* _Aim_:
Copy the data precisely, keeping every character.

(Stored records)
———

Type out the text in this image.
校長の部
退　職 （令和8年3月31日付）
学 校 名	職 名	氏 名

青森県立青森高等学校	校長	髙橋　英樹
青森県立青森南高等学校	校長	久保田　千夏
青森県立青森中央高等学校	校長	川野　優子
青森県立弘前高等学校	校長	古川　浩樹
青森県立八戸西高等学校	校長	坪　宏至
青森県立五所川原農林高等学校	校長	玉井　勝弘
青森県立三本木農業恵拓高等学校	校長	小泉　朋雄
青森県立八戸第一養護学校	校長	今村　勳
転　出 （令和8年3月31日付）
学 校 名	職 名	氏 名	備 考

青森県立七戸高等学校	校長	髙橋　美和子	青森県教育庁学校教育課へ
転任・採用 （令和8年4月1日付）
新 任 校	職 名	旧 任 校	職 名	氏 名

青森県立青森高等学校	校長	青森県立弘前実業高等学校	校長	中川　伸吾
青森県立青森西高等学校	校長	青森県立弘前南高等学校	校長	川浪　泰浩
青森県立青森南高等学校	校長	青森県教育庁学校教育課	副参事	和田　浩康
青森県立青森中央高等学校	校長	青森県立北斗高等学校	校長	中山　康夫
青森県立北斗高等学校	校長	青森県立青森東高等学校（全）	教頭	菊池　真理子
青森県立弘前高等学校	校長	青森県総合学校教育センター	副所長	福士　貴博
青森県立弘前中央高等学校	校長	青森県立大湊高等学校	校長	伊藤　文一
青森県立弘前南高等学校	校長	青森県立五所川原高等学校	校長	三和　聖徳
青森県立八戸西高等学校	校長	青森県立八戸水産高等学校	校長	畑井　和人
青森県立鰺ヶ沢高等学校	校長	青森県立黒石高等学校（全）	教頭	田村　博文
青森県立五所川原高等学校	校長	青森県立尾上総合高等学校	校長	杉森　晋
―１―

———

* _Full solution_:
Type out the text in this image.
校長の部
退　職 （令和8年3月31日付）
学 校 名	職 名	氏 名

青森県立青森高等学校	校長	髙橋　英樹
青森県立青森南高等学校	校長	久保田　千夏
青森県立青森中央高等学校	校長	川野　優子
青森県立弘前高等学校	校長	古川　浩樹
青森県立八戸西高等学校	校長	坪　宏至
青森県立五所川原農林高等学校	校長	玉井　勝弘
青森県立三本木農業恵拓高等学校	校長	小泉　朋雄
青森県立八戸第一養護学校	校長	今村　勳
転　出 （令和8年3月31日付）
学 校 名	職 名	氏 名	備 考

青森県立七戸高等学校	校長	髙橋　美和子	青森県教育庁学校教育課へ
転任・採用 （令和8年4月1日付）
新 任 校	職 名	旧 任 校	職 名	氏 名

青森県立青森高等学校	校長	青森県立弘前実業高等学校	校長	中川　伸吾
青森県立青森西高等学校	校長	青森県立弘前南高等学校	校長	川浪　泰浩
青森県立青森南高等学校	校長	青森県教育庁学校教育課	副参事	和田　浩康
青森県立青森中央高等学校	校長	青森県立北斗高等学校	校長	中山　康夫
青森県立北斗高等学校	校長	青森県立青森東高等学校（全）	教頭	菊池　真理子
青森県立弘前高等学校	校長	青森県総合学校教育センター	副所長	福士　貴博
青森県立弘前中央高等学校	校長	青森県立大湊高等学校	校長	伊藤　文一
青森県立弘前南高等学校	校長	青森県立五所川原高等学校	校長	三和　聖徳
青森県立八戸西高等学校	校長	青森県立八戸水産高等学校	校長	畑井　和人
青森県立鰺ヶ沢高等学校	校長	青森県立黒石高等学校（全）	教頭	田村　博文
青森県立五所川原高等学校	校長	青森県立尾上総合高等学校	校長	杉森　晋
―１―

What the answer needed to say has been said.